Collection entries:
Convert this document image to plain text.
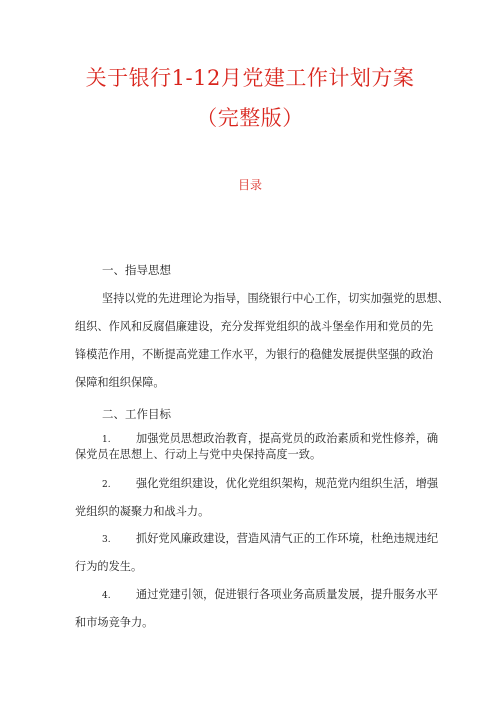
关于银行1-12月党建工作计划方案
（完整版）
目录
一、指导思想
坚持以党的先进理论为指导，围绕银行中心工作，切实加强党的思想、
组织、作风和反腐倡廉建设，充分发挥党组织的战斗堡垒作用和党员的先
锋模范作用，不断提高党建工作水平，为银行的稳健发展提供坚强的政治
保障和组织保障。
二、工作目标
1. 加强党员思想政治教育，提高党员的政治素质和党性修养，确
保党员在思想上、行动上与党中央保持高度一致。
2. 强化党组织建设，优化党组织架构，规范党内组织生活，增强
党组织的凝聚力和战斗力。
3. 抓好党风廉政建设，营造风清气正的工作环境，杜绝违规违纪
行为的发生。
4. 通过党建引领，促进银行各项业务高质量发展，提升服务水平
和市场竞争力。
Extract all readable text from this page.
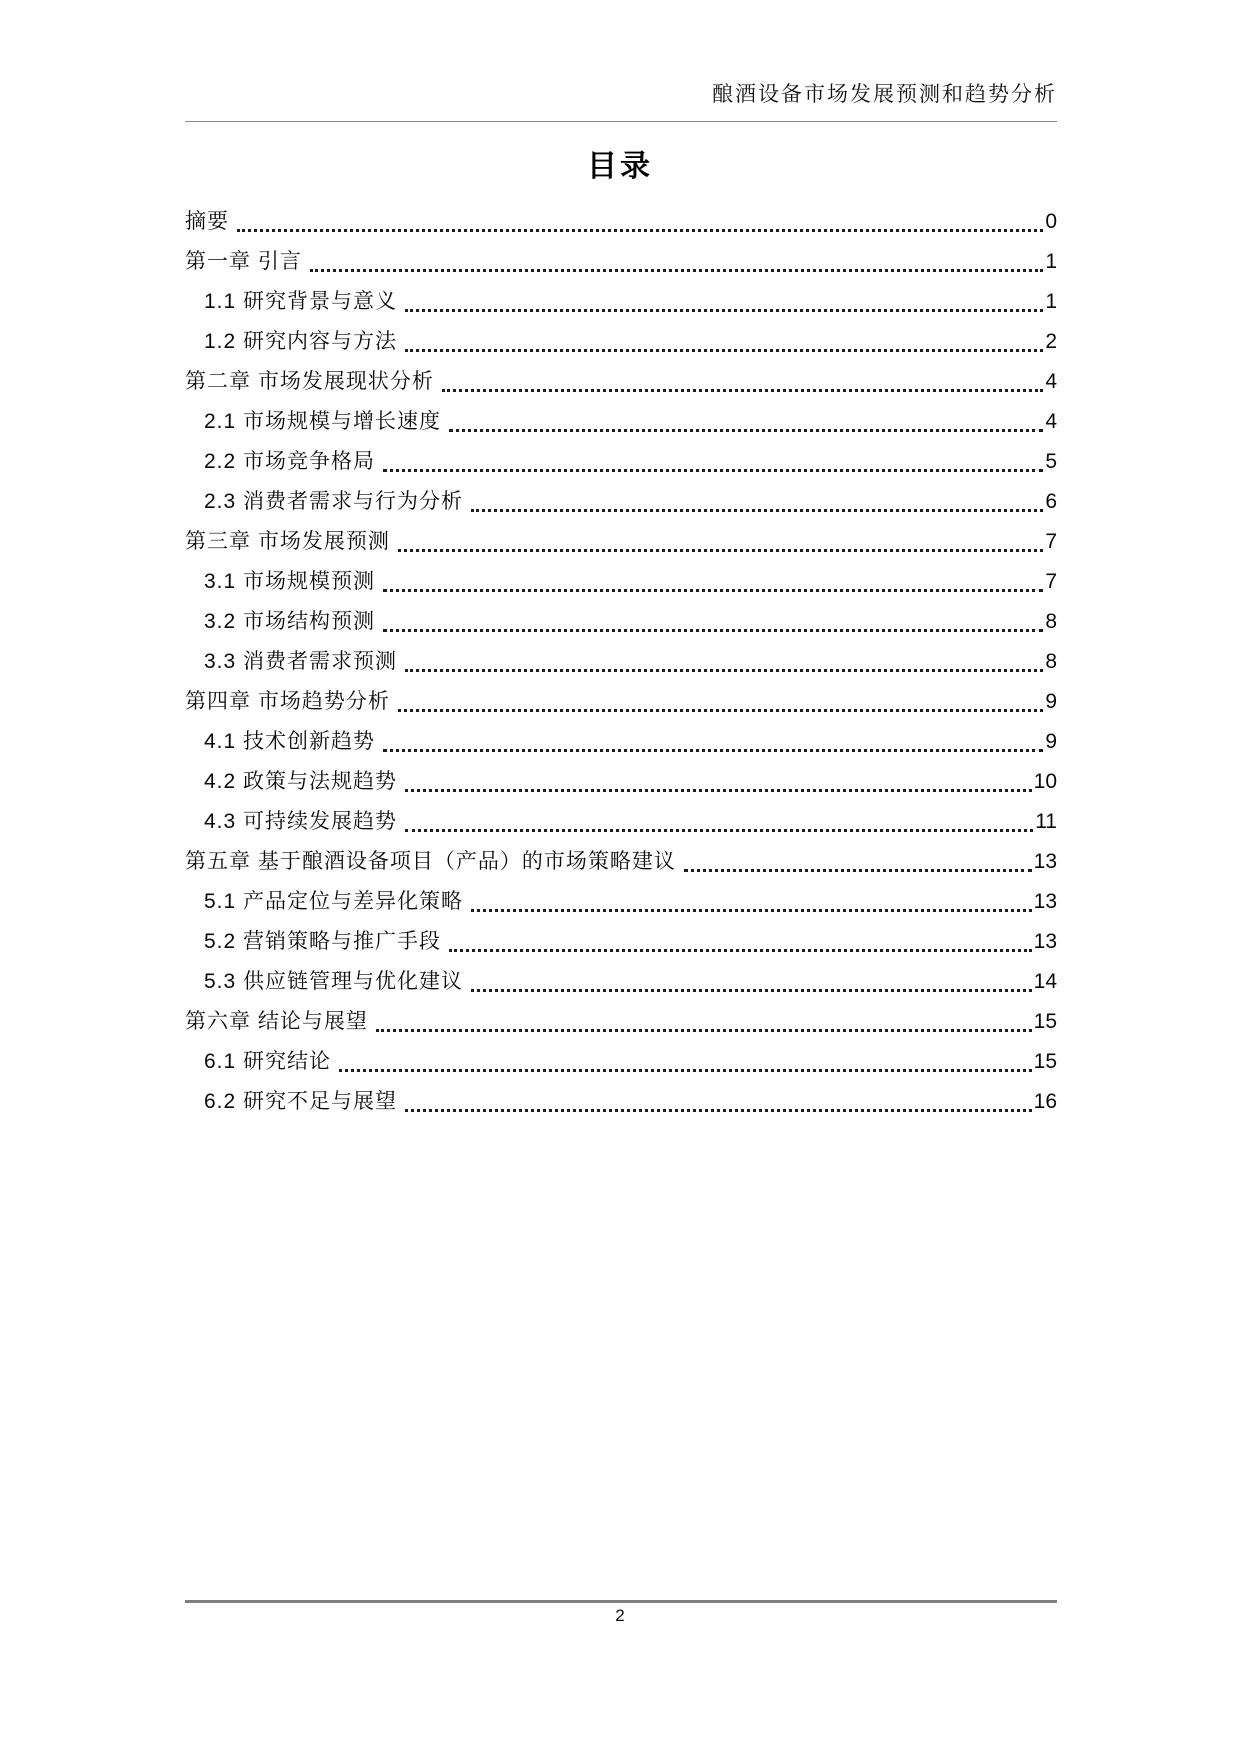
酿酒设备市场发展预测和趋势分析
目录
摘要	0
第一章 引言	1
1.1 研究背景与意义	1
1.2 研究内容与方法	2
第二章 市场发展现状分析	4
2.1 市场规模与增长速度	4
2.2 市场竞争格局	5
2.3 消费者需求与行为分析	6
第三章 市场发展预测	7
3.1 市场规模预测	7
3.2 市场结构预测	8
3.3 消费者需求预测	8
第四章 市场趋势分析	9
4.1 技术创新趋势	9
4.2 政策与法规趋势	10
4.3 可持续发展趋势	11
第五章 基于酿酒设备项目（产品）的市场策略建议	13
5.1 产品定位与差异化策略	13
5.2 营销策略与推广手段	13
5.3 供应链管理与优化建议	14
第六章 结论与展望	15
6.1 研究结论	15
6.2 研究不足与展望	16
2
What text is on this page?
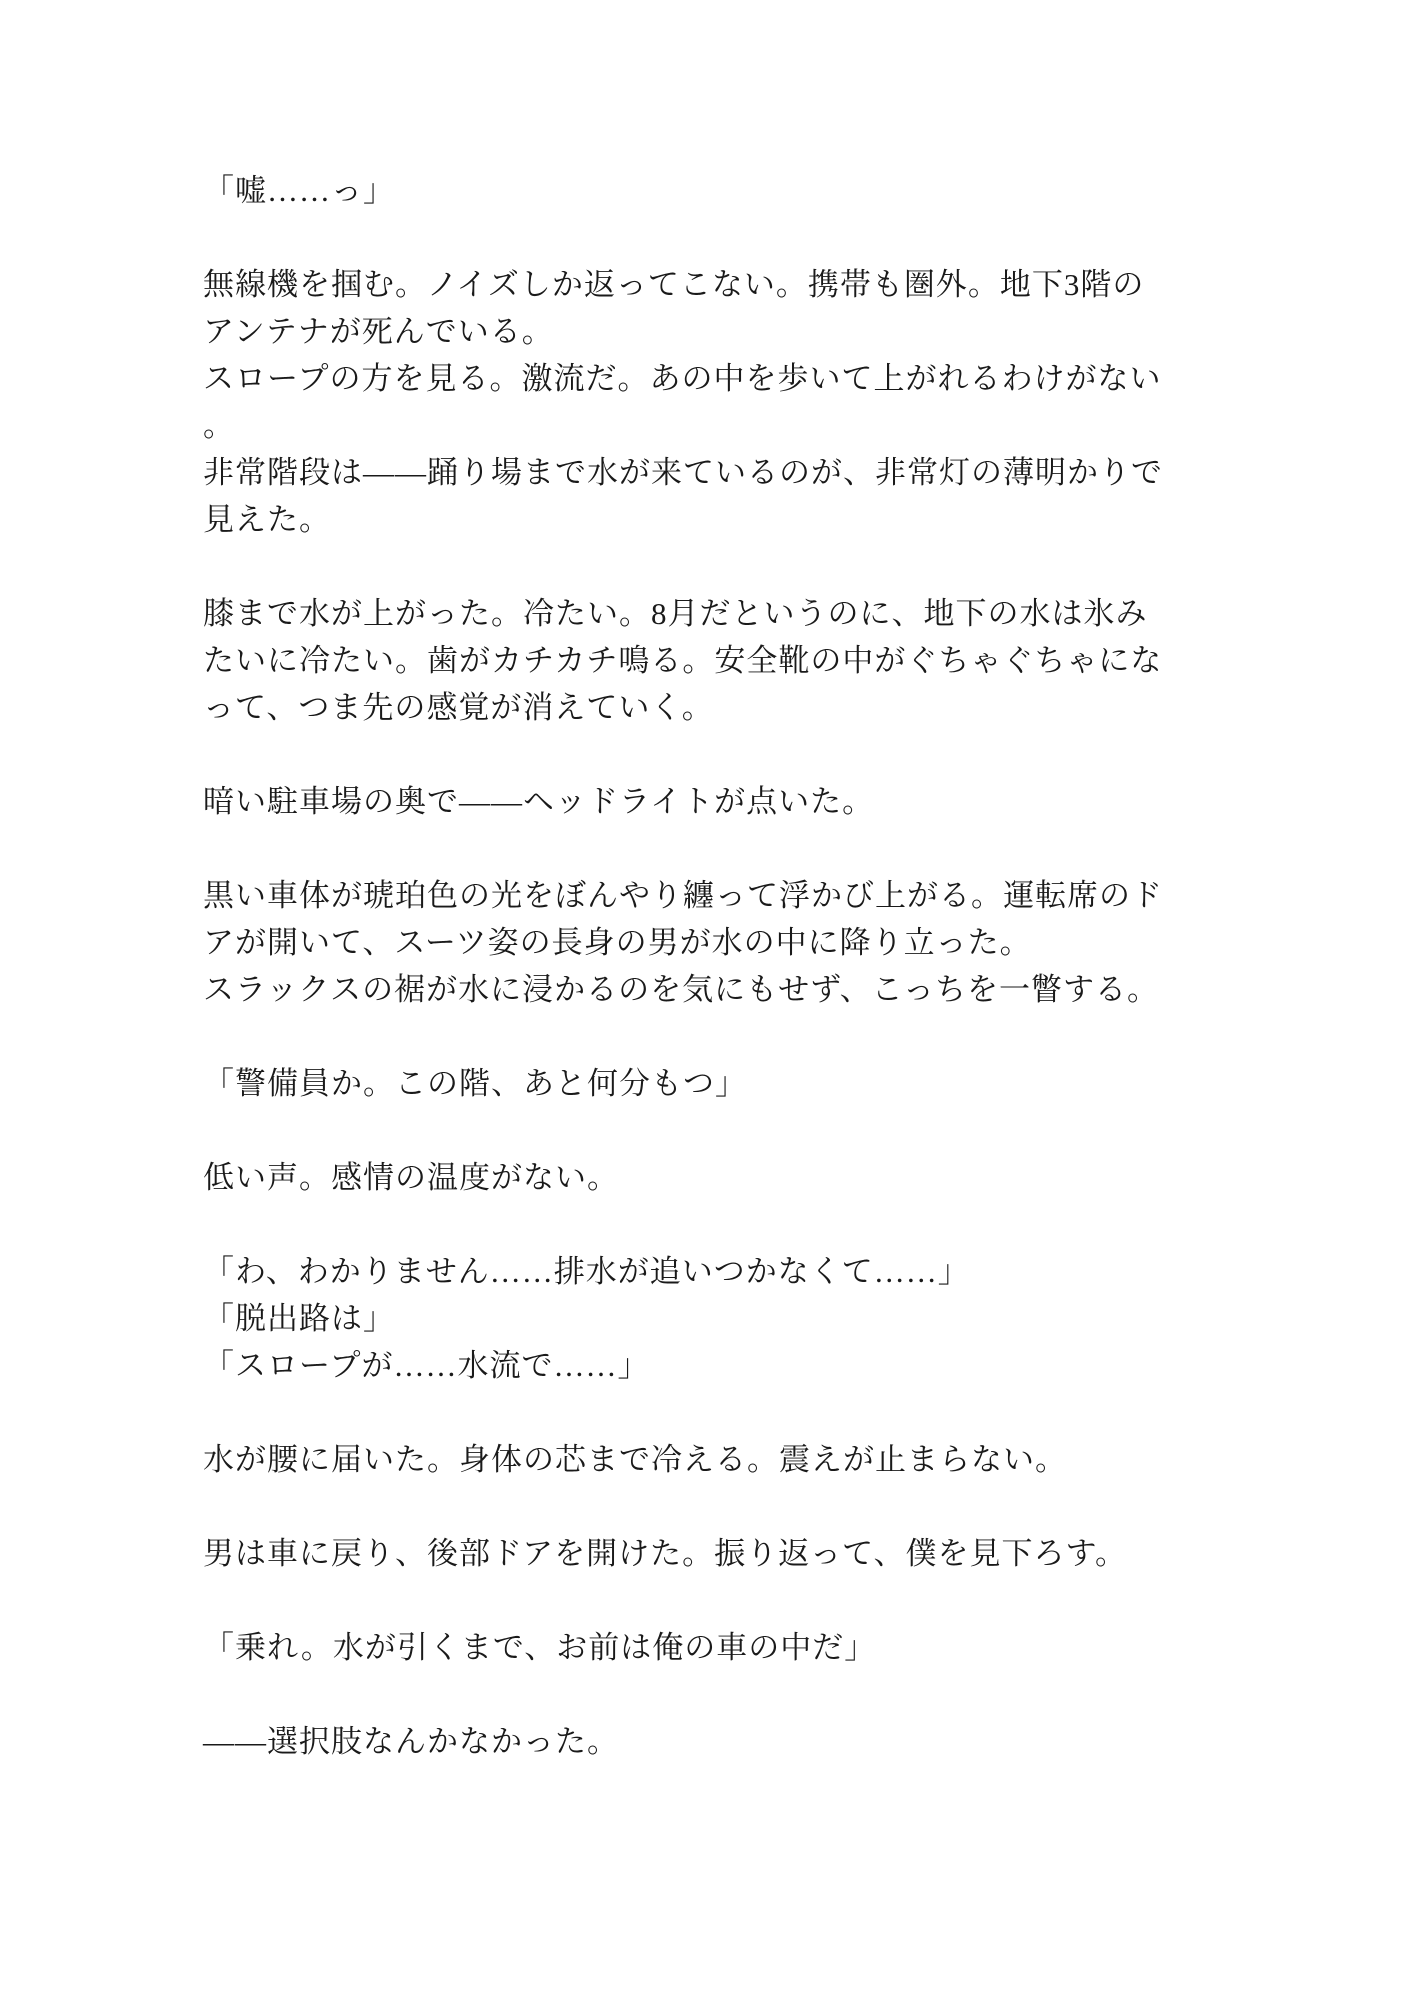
「嘘……っ」
無線機を掴む。ノイズしか返ってこない。携帯も圏外。地下3階の
アンテナが死んでいる。
スロープの方を見る。激流だ。あの中を歩いて上がれるわけがない
。
非常階段は——踊り場まで水が来ているのが、非常灯の薄明かりで
見えた。
膝まで水が上がった。冷たい。8月だというのに、地下の水は氷み
たいに冷たい。歯がカチカチ鳴る。安全靴の中がぐちゃぐちゃにな
って、つま先の感覚が消えていく。
暗い駐車場の奥で——ヘッドライトが点いた。
黒い車体が琥珀色の光をぼんやり纏って浮かび上がる。運転席のド
アが開いて、スーツ姿の長身の男が水の中に降り立った。
スラックスの裾が水に浸かるのを気にもせず、こっちを一瞥する。
「警備員か。この階、あと何分もつ」
低い声。感情の温度がない。
「わ、わかりません……排水が追いつかなくて……」
「脱出路は」
「スロープが……水流で……」
水が腰に届いた。身体の芯まで冷える。震えが止まらない。
男は車に戻り、後部ドアを開けた。振り返って、僕を見下ろす。
「乗れ。水が引くまで、お前は俺の車の中だ」
——選択肢なんかなかった。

## Goal
Retype all entries exactly as they appear, dropping the images.

## Written answer
Convert this document image to plain text.
关于银行1-12月党建工作计划方案
（完整版）
目录
一、指导思想
坚持以党的先进理论为指导，围绕银行中心工作，切实加强党的思想、
组织、作风和反腐倡廉建设，充分发挥党组织的战斗堡垒作用和党员的先
锋模范作用，不断提高党建工作水平，为银行的稳健发展提供坚强的政治
保障和组织保障。
二、工作目标
1. 加强党员思想政治教育，提高党员的政治素质和党性修养，确
保党员在思想上、行动上与党中央保持高度一致。
2. 强化党组织建设，优化党组织架构，规范党内组织生活，增强
党组织的凝聚力和战斗力。
3. 抓好党风廉政建设，营造风清气正的工作环境，杜绝违规违纪
行为的发生。
4. 通过党建引领，促进银行各项业务高质量发展，提升服务水平
和市场竞争力。
Extract all readable text from this page.
酿酒设备市场发展预测和趋势分析
目录
摘要	0
第一章 引言	1
1.1 研究背景与意义	1
1.2 研究内容与方法	2
第二章 市场发展现状分析	4
2.1 市场规模与增长速度	4
2.2 市场竞争格局	5
2.3 消费者需求与行为分析	6
第三章 市场发展预测	7
3.1 市场规模预测	7
3.2 市场结构预测	8
3.3 消费者需求预测	8
第四章 市场趋势分析	9
4.1 技术创新趋势	9
4.2 政策与法规趋势	10
4.3 可持续发展趋势	11
第五章 基于酿酒设备项目（产品）的市场策略建议	13
5.1 产品定位与差异化策略	13
5.2 营销策略与推广手段	13
5.3 供应链管理与优化建议	14
第六章 结论与展望	15
6.1 研究结论	15
6.2 研究不足与展望	16
2
What text is on this page?
「嘘……っ」
無線機を掴む。ノイズしか返ってこない。携帯も圏外。地下3階の
アンテナが死んでいる。
スロープの方を見る。激流だ。あの中を歩いて上がれるわけがない
。
非常階段は——踊り場まで水が来ているのが、非常灯の薄明かりで
見えた。
膝まで水が上がった。冷たい。8月だというのに、地下の水は氷み
たいに冷たい。歯がカチカチ鳴る。安全靴の中がぐちゃぐちゃにな
って、つま先の感覚が消えていく。
暗い駐車場の奥で——ヘッドライトが点いた。
黒い車体が琥珀色の光をぼんやり纏って浮かび上がる。運転席のド
アが開いて、スーツ姿の長身の男が水の中に降り立った。
スラックスの裾が水に浸かるのを気にもせず、こっちを一瞥する。
「警備員か。この階、あと何分もつ」
低い声。感情の温度がない。
「わ、わかりません……排水が追いつかなくて……」
「脱出路は」
「スロープが……水流で……」
水が腰に届いた。身体の芯まで冷える。震えが止まらない。
男は車に戻り、後部ドアを開けた。振り返って、僕を見下ろす。
「乗れ。水が引くまで、お前は俺の車の中だ」
——選択肢なんかなかった。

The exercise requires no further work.